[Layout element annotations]
+++

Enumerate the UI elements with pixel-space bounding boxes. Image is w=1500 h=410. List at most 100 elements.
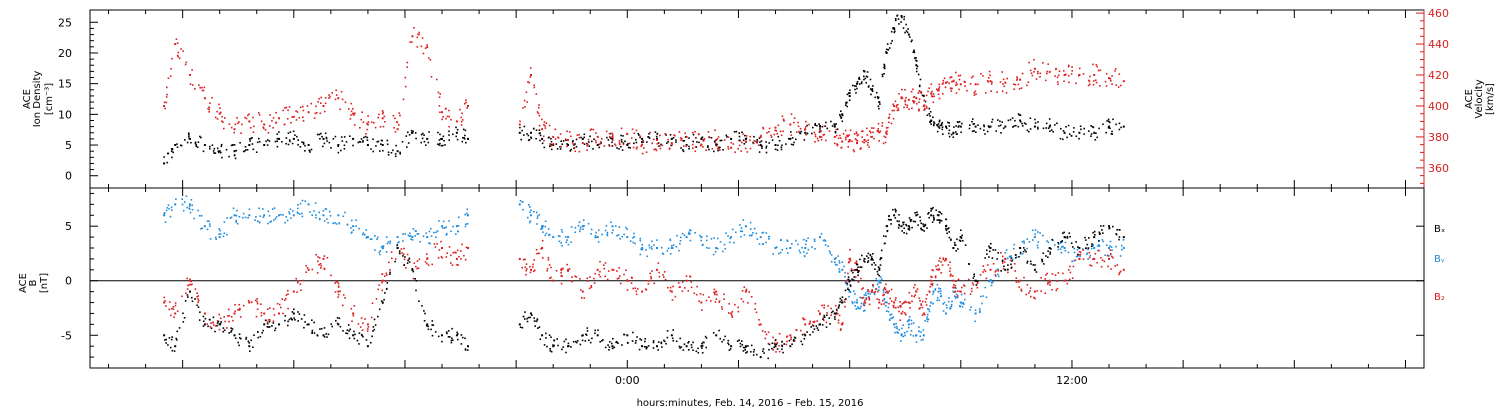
by-sample <box>752 232 754 234</box>
density-sample <box>1120 126 1122 129</box>
density-sample <box>276 140 278 142</box>
bz-sample <box>386 274 388 276</box>
bx-sample <box>431 324 433 326</box>
bz-sample <box>938 260 940 262</box>
velocity-sample <box>245 117 248 120</box>
density-sample <box>629 147 631 149</box>
by-sample <box>710 238 713 240</box>
bz-sample <box>237 309 239 311</box>
bx-sample <box>705 346 707 349</box>
bz-sample <box>758 319 760 321</box>
density-sample <box>929 121 931 124</box>
by-sample <box>719 241 722 243</box>
by-sample <box>838 268 840 270</box>
velocity-sample <box>828 130 831 132</box>
by-sample <box>724 248 727 250</box>
bz-sample <box>403 247 405 250</box>
bz-sample <box>1079 253 1082 256</box>
velocity-sample <box>937 93 940 96</box>
bz-sample <box>658 271 660 274</box>
bz-sample <box>256 300 258 303</box>
by-sample <box>854 293 856 295</box>
by-sample <box>1005 249 1008 251</box>
density-sample <box>1118 122 1121 125</box>
bx-sample <box>1075 241 1077 243</box>
bx-sample <box>1050 248 1052 250</box>
velocity-sample <box>780 134 783 137</box>
by-sample <box>258 207 260 210</box>
bx-point <box>804 334 807 337</box>
velocity-sample <box>329 95 331 98</box>
velocity-sample <box>221 120 223 122</box>
bz-sample <box>370 316 373 319</box>
bz-sample <box>571 280 573 283</box>
density-sample <box>682 150 685 153</box>
bz-sample <box>437 257 440 259</box>
by-sample <box>222 235 225 238</box>
bz-sample <box>196 296 198 298</box>
bz-sample <box>790 336 792 339</box>
velocity-sample <box>683 145 685 147</box>
bx-point <box>626 334 629 337</box>
by-sample <box>742 219 745 221</box>
bz-sample <box>560 282 563 285</box>
velocity-sample <box>1115 84 1118 86</box>
bz-sample <box>874 290 877 293</box>
by-sample <box>934 288 937 290</box>
bx-sample <box>745 352 747 354</box>
bz-sample <box>984 270 987 273</box>
density-sample <box>953 126 955 128</box>
bx-sample <box>1030 263 1032 265</box>
bx-sample <box>660 342 663 345</box>
bx-point <box>900 225 903 228</box>
density-sample <box>228 155 230 158</box>
velocity-sample <box>404 76 407 79</box>
velocity-sample <box>852 149 855 151</box>
bx-point <box>915 214 918 217</box>
density-sample <box>915 59 917 62</box>
velocity-point <box>203 97 206 100</box>
density-sample <box>896 15 898 17</box>
by-sample <box>370 238 373 241</box>
by-sample <box>446 232 448 235</box>
density-sample <box>761 147 763 149</box>
bz-sample <box>1094 252 1097 255</box>
bx-sample <box>257 331 259 333</box>
velocity-sample <box>817 139 820 142</box>
velocity-sample <box>578 150 581 153</box>
bx-sample <box>348 337 351 340</box>
bz-point <box>893 301 896 304</box>
bz-sample <box>532 270 535 273</box>
by-sample <box>687 233 690 235</box>
velocity-sample <box>1042 62 1044 64</box>
by-sample <box>223 232 226 235</box>
density-sample <box>527 134 530 137</box>
by-point <box>715 247 718 249</box>
bz-sample <box>778 345 780 347</box>
by-sample <box>292 210 294 212</box>
by-sample <box>338 222 340 224</box>
velocity-sample <box>847 146 849 148</box>
by-sample <box>896 331 898 334</box>
velocity-sample <box>702 140 705 142</box>
by-sample <box>1073 251 1076 254</box>
bx-sample <box>621 344 623 346</box>
by-sample <box>900 333 903 335</box>
bz-sample <box>847 280 849 282</box>
density-sample <box>910 40 913 43</box>
velocity-sample <box>180 48 182 50</box>
bx-sample <box>604 346 607 349</box>
bx-sample <box>752 354 755 356</box>
by-sample <box>208 220 210 223</box>
bx-sample <box>430 328 432 331</box>
bx-sample <box>607 344 609 346</box>
bx-sample <box>418 300 420 302</box>
velocity-sample <box>201 89 204 92</box>
bx-sample <box>988 256 990 258</box>
bz-sample <box>920 304 923 306</box>
by-sample <box>739 224 741 226</box>
bz-sample <box>555 270 558 272</box>
velocity-sample <box>1001 90 1004 93</box>
density-sample <box>245 149 247 151</box>
bz-sample <box>375 298 378 300</box>
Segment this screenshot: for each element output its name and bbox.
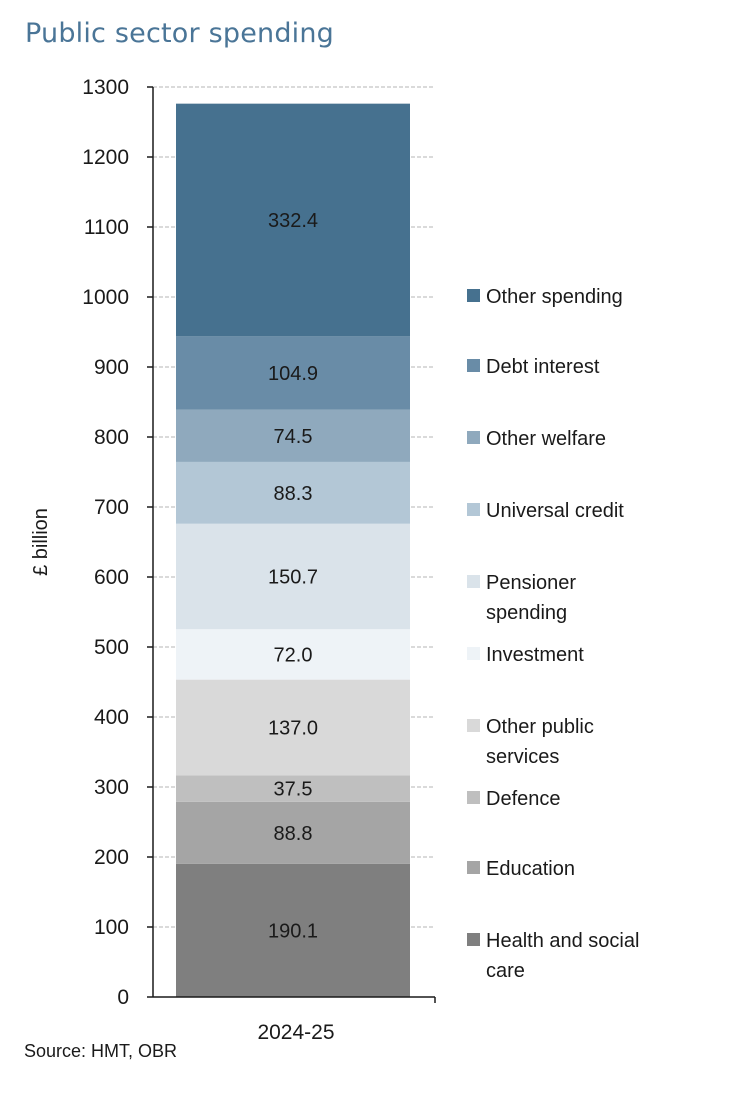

+++

■ Task:
Switch each "velocity-sample" to "speed-sample" throughout the records above and write them out again with everything else unchanged. Omit the pictures.

■ Complete response:
Enumerate the UI elements with pixel-space bounding boxes. Image is w=1500 h=410. List at most 100 elements.
by-sample <box>752 232 754 234</box>
density-sample <box>1120 126 1122 129</box>
density-sample <box>276 140 278 142</box>
bz-sample <box>386 274 388 276</box>
bx-sample <box>431 324 433 326</box>
bz-sample <box>938 260 940 262</box>
speed-sample <box>245 117 248 120</box>
density-sample <box>629 147 631 149</box>
by-sample <box>710 238 713 240</box>
bz-sample <box>237 309 239 311</box>
bx-sample <box>705 346 707 349</box>
bz-sample <box>758 319 760 321</box>
density-sample <box>929 121 931 124</box>
by-sample <box>719 241 722 243</box>
by-sample <box>838 268 840 270</box>
speed-sample <box>828 130 831 132</box>
by-sample <box>724 248 727 250</box>
bz-sample <box>403 247 405 250</box>
bz-sample <box>1079 253 1082 256</box>
speed-sample <box>937 93 940 96</box>
bz-sample <box>658 271 660 274</box>
bz-sample <box>256 300 258 303</box>
by-sample <box>854 293 856 295</box>
by-sample <box>1005 249 1008 251</box>
density-sample <box>1118 122 1121 125</box>
bx-sample <box>1075 241 1077 243</box>
bx-sample <box>1050 248 1052 250</box>
speed-sample <box>780 134 783 137</box>
by-sample <box>258 207 260 210</box>
bx-point <box>804 334 807 337</box>
speed-sample <box>329 95 331 98</box>
speed-sample <box>221 120 223 122</box>
bz-sample <box>370 316 373 319</box>
bz-sample <box>571 280 573 283</box>
density-sample <box>682 150 685 153</box>
bz-sample <box>437 257 440 259</box>
by-sample <box>222 235 225 238</box>
bz-sample <box>196 296 198 298</box>
bz-sample <box>790 336 792 339</box>
speed-sample <box>683 145 685 147</box>
bx-point <box>626 334 629 337</box>
by-sample <box>742 219 745 221</box>
bz-sample <box>560 282 563 285</box>
speed-sample <box>1115 84 1118 86</box>
bz-sample <box>874 290 877 293</box>
by-sample <box>934 288 937 290</box>
bx-sample <box>745 352 747 354</box>
bz-sample <box>984 270 987 273</box>
density-sample <box>953 126 955 128</box>
bx-sample <box>1030 263 1032 265</box>
bx-sample <box>660 342 663 345</box>
bx-point <box>900 225 903 228</box>
density-sample <box>228 155 230 158</box>
speed-sample <box>404 76 407 79</box>
speed-sample <box>852 149 855 151</box>
bx-point <box>915 214 918 217</box>
density-sample <box>915 59 917 62</box>
velocity-point <box>203 97 206 100</box>
density-sample <box>896 15 898 17</box>
by-sample <box>370 238 373 241</box>
by-sample <box>446 232 448 235</box>
density-sample <box>761 147 763 149</box>
bz-sample <box>1094 252 1097 255</box>
bx-sample <box>257 331 259 333</box>
speed-sample <box>817 139 820 142</box>
speed-sample <box>578 150 581 153</box>
bx-sample <box>348 337 351 340</box>
bz-point <box>893 301 896 304</box>
bz-sample <box>532 270 535 273</box>
by-sample <box>687 233 690 235</box>
speed-sample <box>1042 62 1044 64</box>
by-sample <box>223 232 226 235</box>
density-sample <box>527 134 530 137</box>
by-point <box>715 247 718 249</box>
bz-sample <box>778 345 780 347</box>
by-sample <box>292 210 294 212</box>
by-sample <box>338 222 340 224</box>
speed-sample <box>847 146 849 148</box>
by-sample <box>896 331 898 334</box>
speed-sample <box>702 140 705 142</box>
by-sample <box>1073 251 1076 254</box>
bx-sample <box>621 344 623 346</box>
by-sample <box>900 333 903 335</box>
bz-sample <box>847 280 849 282</box>
density-sample <box>910 40 913 43</box>
speed-sample <box>180 48 182 50</box>
bx-sample <box>604 346 607 349</box>
bx-sample <box>752 354 755 356</box>
by-sample <box>208 220 210 223</box>
bx-sample <box>430 328 432 331</box>
bx-sample <box>607 344 609 346</box>
bx-sample <box>418 300 420 302</box>
speed-sample <box>201 89 204 92</box>
bx-sample <box>988 256 990 258</box>
bz-sample <box>920 304 923 306</box>
by-sample <box>739 224 741 226</box>
bz-sample <box>555 270 558 272</box>
speed-sample <box>1001 90 1004 93</box>
density-sample <box>245 149 247 151</box>
bz-sample <box>375 298 378 300</box>
Segment this screenshot: for each element output its name and bbox.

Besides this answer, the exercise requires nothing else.